GIVEN PROBLEM ▸
Your task is to output the listing word for word, with pictures excluded.
◇ ◇ ◇ ◇
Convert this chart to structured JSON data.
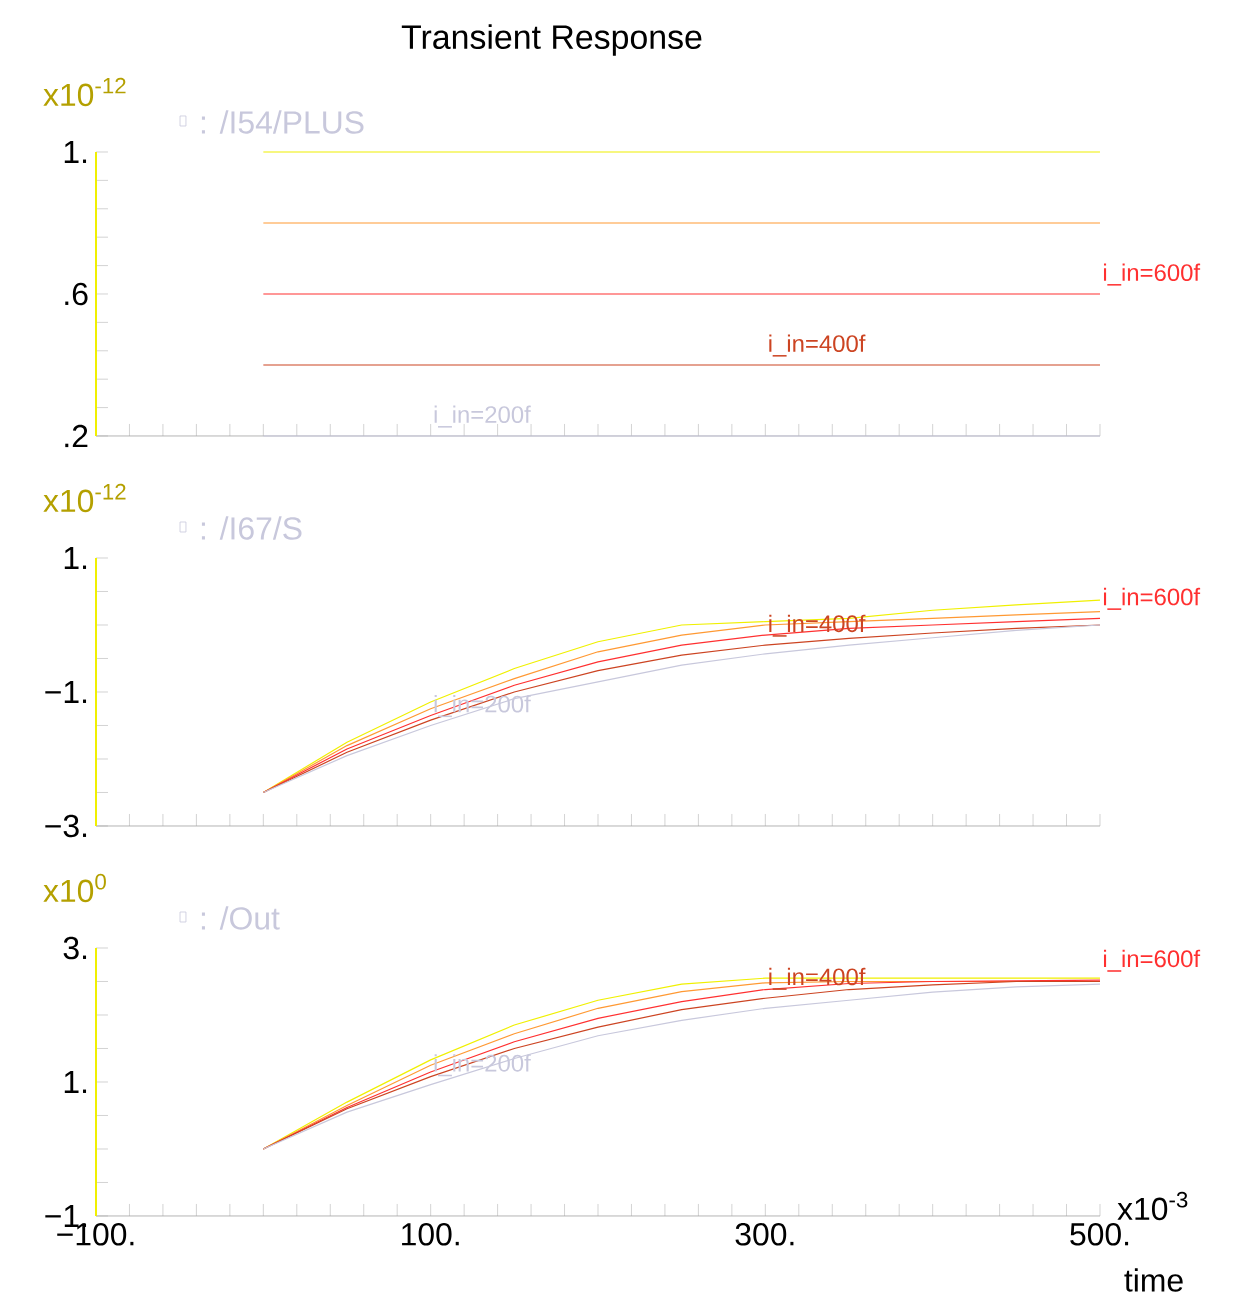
{
  "chart_data": [
    {
      "type": "line",
      "title": "Transient Response",
      "subtitle": ": /I54/PLUS",
      "ylabel": "x10$^{-12}$",
      "tick_labels": "y",
      "xlim": [
        -100,
        500
      ],
      "xticks": [
        -100,
        100,
        300,
        500
      ],
      "ylim": [
        0.2,
        1.0
      ],
      "yticks": [
        {
          "value": 1.0,
          "label": "1."
        },
        {
          "value": 0.6,
          "label": ".6"
        },
        {
          "value": 0.2,
          "label": ".2"
        }
      ],
      "x": [
        0,
        50,
        100,
        150,
        200,
        250,
        300,
        350,
        400,
        450,
        500
      ],
      "series": [
        {
          "color": "#f0f000",
          "values": [
            1.0,
            1.0,
            1.0,
            1.0,
            1.0,
            1.0,
            1.0,
            1.0,
            1.0,
            1.0,
            1.0
          ]
        },
        {
          "color": "#ff9933",
          "values": [
            0.8,
            0.8,
            0.8,
            0.8,
            0.8,
            0.8,
            0.8,
            0.8,
            0.8,
            0.8,
            0.8
          ]
        },
        {
          "name": "i_in=600f",
          "color": "#ff3030",
          "values": [
            0.6,
            0.6,
            0.6,
            0.6,
            0.6,
            0.6,
            0.6,
            0.6,
            0.6,
            0.6,
            0.6
          ]
        },
        {
          "name": "i_in=400f",
          "color": "#cc4422",
          "values": [
            0.4,
            0.4,
            0.4,
            0.4,
            0.4,
            0.4,
            0.4,
            0.4,
            0.4,
            0.4,
            0.4
          ]
        },
        {
          "name": "i_in=200f",
          "color": "#c8c8dc",
          "values": [
            0.2,
            0.2,
            0.2,
            0.2,
            0.2,
            0.2,
            0.2,
            0.2,
            0.2,
            0.2,
            0.2
          ]
        }
      ]
    },
    {
      "type": "line",
      "subtitle": ": /I67/S",
      "ylabel": "x10$^{-12}$",
      "tick_labels": "y",
      "xlim": [
        -100,
        500
      ],
      "xticks": [
        -100,
        100,
        300,
        500
      ],
      "ylim": [
        -3,
        1
      ],
      "yticks": [
        {
          "value": 1,
          "label": "1."
        },
        {
          "value": -1,
          "label": "−1."
        },
        {
          "value": -3,
          "label": "−3."
        }
      ],
      "x": [
        0,
        50,
        100,
        150,
        200,
        250,
        300,
        350,
        400,
        450,
        500
      ],
      "series": [
        {
          "color": "#f0f000",
          "values": [
            -2.5,
            -1.75,
            -1.15,
            -0.65,
            -0.25,
            0.0,
            0.05,
            0.1,
            0.22,
            0.3,
            0.37
          ]
        },
        {
          "color": "#ff9933",
          "values": [
            -2.5,
            -1.8,
            -1.25,
            -0.8,
            -0.4,
            -0.15,
            0.0,
            0.05,
            0.1,
            0.15,
            0.2
          ]
        },
        {
          "name": "i_in=600f",
          "color": "#ff3030",
          "values": [
            -2.5,
            -1.85,
            -1.35,
            -0.9,
            -0.55,
            -0.3,
            -0.15,
            -0.05,
            0.0,
            0.05,
            0.1
          ]
        },
        {
          "name": "i_in=400f",
          "color": "#cc4422",
          "values": [
            -2.5,
            -1.9,
            -1.42,
            -1.0,
            -0.68,
            -0.45,
            -0.3,
            -0.2,
            -0.12,
            -0.05,
            0.0
          ]
        },
        {
          "name": "i_in=200f",
          "color": "#c8c8dc",
          "values": [
            -2.5,
            -1.95,
            -1.5,
            -1.1,
            -0.85,
            -0.6,
            -0.43,
            -0.3,
            -0.19,
            -0.08,
            0.0
          ]
        }
      ]
    },
    {
      "type": "line",
      "subtitle": ": /Out",
      "ylabel": "x10$^{0}$",
      "xlabel": "time",
      "annotations": [
        "x10$^{-3}$"
      ],
      "xlim": [
        -100,
        500
      ],
      "xticks": [
        {
          "value": -100,
          "label": "−100."
        },
        {
          "value": 100,
          "label": "100."
        },
        {
          "value": 300,
          "label": "300."
        },
        {
          "value": 500,
          "label": "500."
        }
      ],
      "ylim": [
        -1,
        3
      ],
      "yticks": [
        {
          "value": 3,
          "label": "3."
        },
        {
          "value": 1,
          "label": "1."
        },
        {
          "value": -1,
          "label": "−1."
        }
      ],
      "x": [
        0,
        50,
        100,
        150,
        200,
        250,
        300,
        350,
        400,
        450,
        500
      ],
      "series": [
        {
          "color": "#f0f000",
          "values": [
            0.0,
            0.7,
            1.33,
            1.85,
            2.22,
            2.46,
            2.55,
            2.55,
            2.55,
            2.55,
            2.55
          ]
        },
        {
          "color": "#ff9933",
          "values": [
            0.0,
            0.65,
            1.25,
            1.72,
            2.1,
            2.35,
            2.48,
            2.5,
            2.5,
            2.5,
            2.5
          ]
        },
        {
          "name": "i_in=600f",
          "color": "#ff3030",
          "values": [
            0.0,
            0.62,
            1.15,
            1.6,
            1.95,
            2.2,
            2.38,
            2.47,
            2.5,
            2.51,
            2.52
          ]
        },
        {
          "name": "i_in=400f",
          "color": "#cc4422",
          "values": [
            0.0,
            0.6,
            1.08,
            1.5,
            1.82,
            2.08,
            2.25,
            2.38,
            2.45,
            2.5,
            2.5
          ]
        },
        {
          "name": "i_in=200f",
          "color": "#c8c8dc",
          "values": [
            0.0,
            0.55,
            0.96,
            1.35,
            1.69,
            1.92,
            2.1,
            2.22,
            2.34,
            2.42,
            2.46
          ]
        }
      ]
    }
  ]
}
◇ ◇ ◇ ◇
COMPLETE RESPONSE ▸
Convert this chart to structured JSON data.
{
  "chart_data": [
    {
      "type": "line",
      "title": "Transient Response",
      "subtitle": ": /I54/PLUS",
      "ylabel": "x10$^{-12}$",
      "tick_labels": "y",
      "xlim": [
        -100,
        500
      ],
      "xticks": [
        -100,
        100,
        300,
        500
      ],
      "ylim": [
        0.2,
        1.0
      ],
      "yticks": [
        {
          "value": 1.0,
          "label": "1."
        },
        {
          "value": 0.6,
          "label": ".6"
        },
        {
          "value": 0.2,
          "label": ".2"
        }
      ],
      "x": [
        0,
        50,
        100,
        150,
        200,
        250,
        300,
        350,
        400,
        450,
        500
      ],
      "series": [
        {
          "color": "#f0f000",
          "values": [
            1.0,
            1.0,
            1.0,
            1.0,
            1.0,
            1.0,
            1.0,
            1.0,
            1.0,
            1.0,
            1.0
          ]
        },
        {
          "color": "#ff9933",
          "values": [
            0.8,
            0.8,
            0.8,
            0.8,
            0.8,
            0.8,
            0.8,
            0.8,
            0.8,
            0.8,
            0.8
          ]
        },
        {
          "name": "i_in=600f",
          "color": "#ff3030",
          "values": [
            0.6,
            0.6,
            0.6,
            0.6,
            0.6,
            0.6,
            0.6,
            0.6,
            0.6,
            0.6,
            0.6
          ]
        },
        {
          "name": "i_in=400f",
          "color": "#cc4422",
          "values": [
            0.4,
            0.4,
            0.4,
            0.4,
            0.4,
            0.4,
            0.4,
            0.4,
            0.4,
            0.4,
            0.4
          ]
        },
        {
          "name": "i_in=200f",
          "color": "#c8c8dc",
          "values": [
            0.2,
            0.2,
            0.2,
            0.2,
            0.2,
            0.2,
            0.2,
            0.2,
            0.2,
            0.2,
            0.2
          ]
        }
      ]
    },
    {
      "type": "line",
      "subtitle": ": /I67/S",
      "ylabel": "x10$^{-12}$",
      "tick_labels": "y",
      "xlim": [
        -100,
        500
      ],
      "xticks": [
        -100,
        100,
        300,
        500
      ],
      "ylim": [
        -3,
        1
      ],
      "yticks": [
        {
          "value": 1,
          "label": "1."
        },
        {
          "value": -1,
          "label": "−1."
        },
        {
          "value": -3,
          "label": "−3."
        }
      ],
      "x": [
        0,
        50,
        100,
        150,
        200,
        250,
        300,
        350,
        400,
        450,
        500
      ],
      "series": [
        {
          "color": "#f0f000",
          "values": [
            -2.5,
            -1.75,
            -1.15,
            -0.65,
            -0.25,
            0.0,
            0.05,
            0.1,
            0.22,
            0.3,
            0.37
          ]
        },
        {
          "color": "#ff9933",
          "values": [
            -2.5,
            -1.8,
            -1.25,
            -0.8,
            -0.4,
            -0.15,
            0.0,
            0.05,
            0.1,
            0.15,
            0.2
          ]
        },
        {
          "name": "i_in=600f",
          "color": "#ff3030",
          "values": [
            -2.5,
            -1.85,
            -1.35,
            -0.9,
            -0.55,
            -0.3,
            -0.15,
            -0.05,
            0.0,
            0.05,
            0.1
          ]
        },
        {
          "name": "i_in=400f",
          "color": "#cc4422",
          "values": [
            -2.5,
            -1.9,
            -1.42,
            -1.0,
            -0.68,
            -0.45,
            -0.3,
            -0.2,
            -0.12,
            -0.05,
            0.0
          ]
        },
        {
          "name": "i_in=200f",
          "color": "#c8c8dc",
          "values": [
            -2.5,
            -1.95,
            -1.5,
            -1.1,
            -0.85,
            -0.6,
            -0.43,
            -0.3,
            -0.19,
            -0.08,
            0.0
          ]
        }
      ]
    },
    {
      "type": "line",
      "subtitle": ": /Out",
      "ylabel": "x10$^{0}$",
      "xlabel": "time",
      "annotations": [
        "x10$^{-3}$"
      ],
      "xlim": [
        -100,
        500
      ],
      "xticks": [
        {
          "value": -100,
          "label": "−100."
        },
        {
          "value": 100,
          "label": "100."
        },
        {
          "value": 300,
          "label": "300."
        },
        {
          "value": 500,
          "label": "500."
        }
      ],
      "ylim": [
        -1,
        3
      ],
      "yticks": [
        {
          "value": 3,
          "label": "3."
        },
        {
          "value": 1,
          "label": "1."
        },
        {
          "value": -1,
          "label": "−1."
        }
      ],
      "x": [
        0,
        50,
        100,
        150,
        200,
        250,
        300,
        350,
        400,
        450,
        500
      ],
      "series": [
        {
          "color": "#f0f000",
          "values": [
            0.0,
            0.7,
            1.33,
            1.85,
            2.22,
            2.46,
            2.55,
            2.55,
            2.55,
            2.55,
            2.55
          ]
        },
        {
          "color": "#ff9933",
          "values": [
            0.0,
            0.65,
            1.25,
            1.72,
            2.1,
            2.35,
            2.48,
            2.5,
            2.5,
            2.5,
            2.5
          ]
        },
        {
          "name": "i_in=600f",
          "color": "#ff3030",
          "values": [
            0.0,
            0.62,
            1.15,
            1.6,
            1.95,
            2.2,
            2.38,
            2.47,
            2.5,
            2.51,
            2.52
          ]
        },
        {
          "name": "i_in=400f",
          "color": "#cc4422",
          "values": [
            0.0,
            0.6,
            1.08,
            1.5,
            1.82,
            2.08,
            2.25,
            2.38,
            2.45,
            2.5,
            2.5
          ]
        },
        {
          "name": "i_in=200f",
          "color": "#c8c8dc",
          "values": [
            0.0,
            0.55,
            0.96,
            1.35,
            1.69,
            1.92,
            2.1,
            2.22,
            2.34,
            2.42,
            2.46
          ]
        }
      ]
    }
  ]
}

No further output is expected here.